**What you need to do**: Starting at the line with "Decode this image" and stopping at the final line, retype the data below exactly; do not carry over any pictures.

-- start --

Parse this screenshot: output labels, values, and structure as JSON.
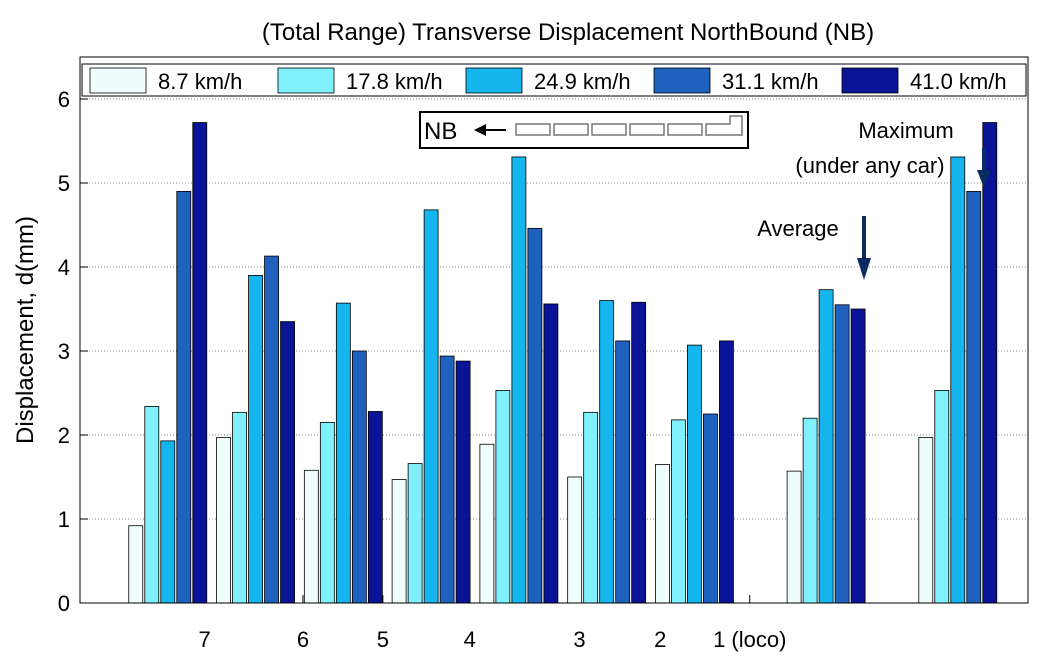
{
  "chart_data": {
    "type": "bar",
    "title": "(Total Range) Transverse Displacement NorthBound (NB)",
    "y_label": "Displacement, d(mm)",
    "x": [
      1,
      2,
      3,
      4,
      5,
      6,
      7,
      8.5,
      10
    ],
    "xlim": [
      0,
      10.8
    ],
    "xticks": [
      {
        "value": 1.42,
        "label": "7"
      },
      {
        "value": 2.54,
        "label": "6"
      },
      {
        "value": 3.45,
        "label": "5"
      },
      {
        "value": 4.44,
        "label": "4"
      },
      {
        "value": 5.69,
        "label": "3"
      },
      {
        "value": 6.61,
        "label": "2"
      },
      {
        "value": 7.63,
        "label": "1 (loco)"
      }
    ],
    "ylim": [
      0,
      6.5
    ],
    "yticks": [
      0,
      1,
      2,
      3,
      4,
      5,
      6
    ],
    "grid": true,
    "legend": "top",
    "series": [
      {
        "name": "8.7 km/h",
        "color": "#effdfd",
        "values": [
          0.92,
          1.97,
          1.58,
          1.47,
          1.89,
          1.5,
          1.65,
          1.57,
          1.97
        ]
      },
      {
        "name": "17.8 km/h",
        "color": "#7ff0fc",
        "values": [
          2.34,
          2.27,
          2.15,
          1.66,
          2.53,
          2.27,
          2.18,
          2.2,
          2.53
        ]
      },
      {
        "name": "24.9 km/h",
        "color": "#15b5ee",
        "values": [
          1.93,
          3.9,
          3.57,
          4.68,
          5.31,
          3.6,
          3.07,
          3.73,
          5.31
        ]
      },
      {
        "name": "31.1 km/h",
        "color": "#1f62bd",
        "values": [
          4.9,
          4.13,
          3.0,
          2.94,
          4.46,
          3.12,
          2.25,
          3.55,
          4.9
        ]
      },
      {
        "name": "41.0 km/h",
        "color": "#0a1496",
        "values": [
          5.72,
          3.35,
          2.28,
          2.88,
          3.56,
          3.58,
          3.12,
          3.5,
          5.72
        ]
      }
    ],
    "annotations": [
      "Maximum",
      "(under any car)",
      "Average",
      "NB"
    ]
  }
}
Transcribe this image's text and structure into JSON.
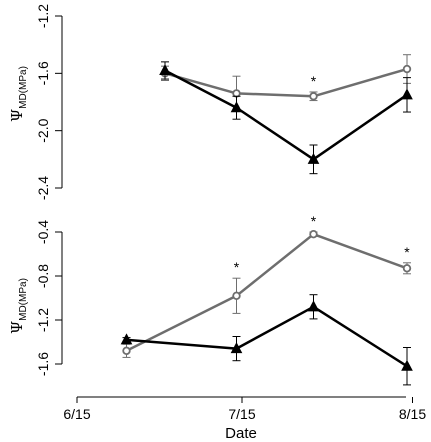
{
  "chart_data": [
    {
      "type": "line",
      "panel": "top",
      "ylabel_main": "Ψ",
      "ylabel_sub": "MD(MPa)",
      "yticks": [
        "-1.2",
        "-1.6",
        "-2.0",
        "-2.4"
      ],
      "ylim": [
        -2.4,
        -1.2
      ],
      "x": [
        "2011-07-01",
        "2011-07-14",
        "2011-07-28",
        "2011-08-14"
      ],
      "series": [
        {
          "marker": "circle",
          "color": "#6e6e6e",
          "values": [
            -1.6,
            -1.74,
            -1.76,
            -1.57
          ],
          "err": [
            0.05,
            0.12,
            0.03,
            0.1
          ]
        },
        {
          "marker": "triangle",
          "color": "#000000",
          "values": [
            -1.58,
            -1.84,
            -2.2,
            -1.75
          ],
          "err": [
            0.06,
            0.08,
            0.1,
            0.12
          ]
        }
      ],
      "significance": [
        "",
        "",
        "*",
        ""
      ],
      "grid": false
    },
    {
      "type": "line",
      "panel": "bottom",
      "ylabel_main": "Ψ",
      "ylabel_sub": "MD(MPa)",
      "yticks": [
        "-0.4",
        "-0.8",
        "-1.2",
        "-1.6"
      ],
      "ylim": [
        -1.7,
        -0.35
      ],
      "x": [
        "2011-06-24",
        "2011-07-14",
        "2011-07-28",
        "2011-08-14"
      ],
      "series": [
        {
          "marker": "circle",
          "color": "#6e6e6e",
          "values": [
            -1.48,
            -0.98,
            -0.42,
            -0.73
          ],
          "err": [
            0.06,
            0.16,
            0.02,
            0.05
          ]
        },
        {
          "marker": "triangle",
          "color": "#000000",
          "values": [
            -1.38,
            -1.46,
            -1.08,
            -1.62
          ],
          "err": [
            0.02,
            0.11,
            0.11,
            0.17
          ]
        }
      ],
      "significance": [
        "",
        "*",
        "*",
        "*"
      ],
      "grid": false
    }
  ],
  "x_axis": {
    "label": "Date",
    "ticks": [
      "6/15",
      "7/15",
      "8/15"
    ],
    "tick_dates": [
      "2011-06-15",
      "2011-07-15",
      "2011-08-15"
    ]
  }
}
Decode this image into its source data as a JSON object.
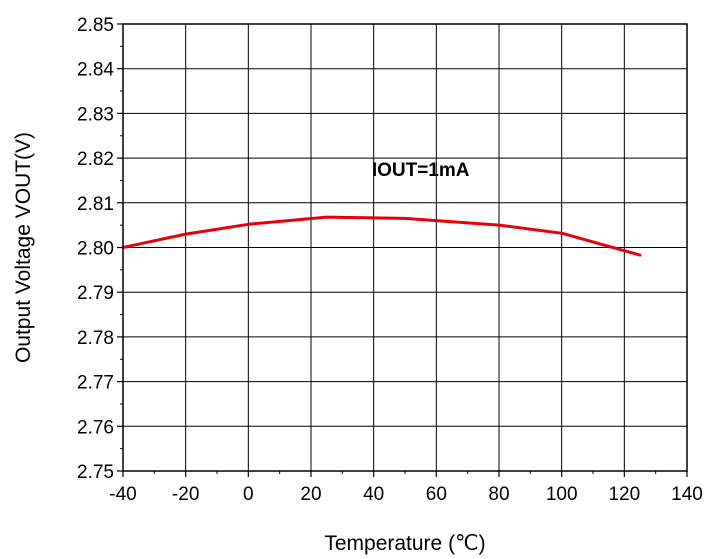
{
  "chart_data": {
    "type": "line",
    "xlabel": "Temperature (℃)",
    "ylabel": "Output Voltage VOUT(V)",
    "xlim": [
      -40,
      140
    ],
    "ylim": [
      2.75,
      2.85
    ],
    "x_ticks": [
      "-40",
      "-20",
      "0",
      "20",
      "40",
      "60",
      "80",
      "100",
      "120",
      "140"
    ],
    "y_ticks": [
      "2.75",
      "2.76",
      "2.77",
      "2.78",
      "2.79",
      "2.80",
      "2.81",
      "2.82",
      "2.83",
      "2.84",
      "2.85"
    ],
    "grid": true,
    "annotations": [
      {
        "text": "IOUT=1mA",
        "x": 55,
        "y": 2.816
      }
    ],
    "series": [
      {
        "color": "#e8000b",
        "x": [
          -40,
          -20,
          0,
          25,
          50,
          80,
          100,
          125
        ],
        "y": [
          2.8,
          2.803,
          2.8052,
          2.8068,
          2.8065,
          2.805,
          2.8032,
          2.7983
        ]
      }
    ]
  }
}
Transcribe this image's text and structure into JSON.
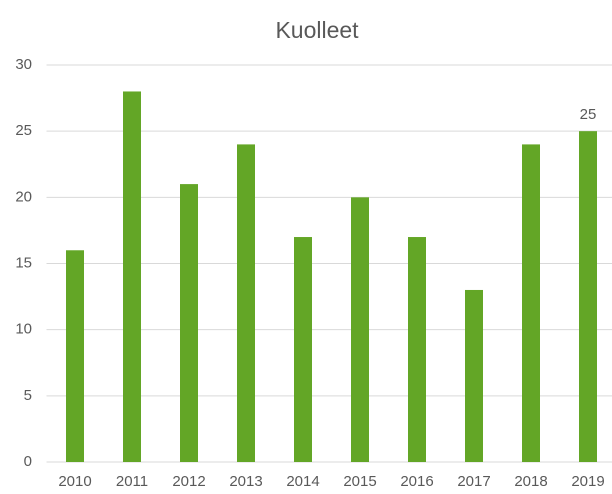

-- end --

**Worked solution**:
Decode this image into its source data as a JSON object.
{
  "chart_data": {
    "type": "line",
    "xlabel": "Temperature (℃)",
    "ylabel": "Output Voltage VOUT(V)",
    "xlim": [
      -40,
      140
    ],
    "ylim": [
      2.75,
      2.85
    ],
    "x_ticks": [
      "-40",
      "-20",
      "0",
      "20",
      "40",
      "60",
      "80",
      "100",
      "120",
      "140"
    ],
    "y_ticks": [
      "2.75",
      "2.76",
      "2.77",
      "2.78",
      "2.79",
      "2.80",
      "2.81",
      "2.82",
      "2.83",
      "2.84",
      "2.85"
    ],
    "grid": true,
    "annotations": [
      {
        "text": "IOUT=1mA",
        "x": 55,
        "y": 2.816
      }
    ],
    "series": [
      {
        "color": "#e8000b",
        "x": [
          -40,
          -20,
          0,
          25,
          50,
          80,
          100,
          125
        ],
        "y": [
          2.8,
          2.803,
          2.8052,
          2.8068,
          2.8065,
          2.805,
          2.8032,
          2.7983
        ]
      }
    ]
  }
}
Transcribe this image's text and structure into JSON.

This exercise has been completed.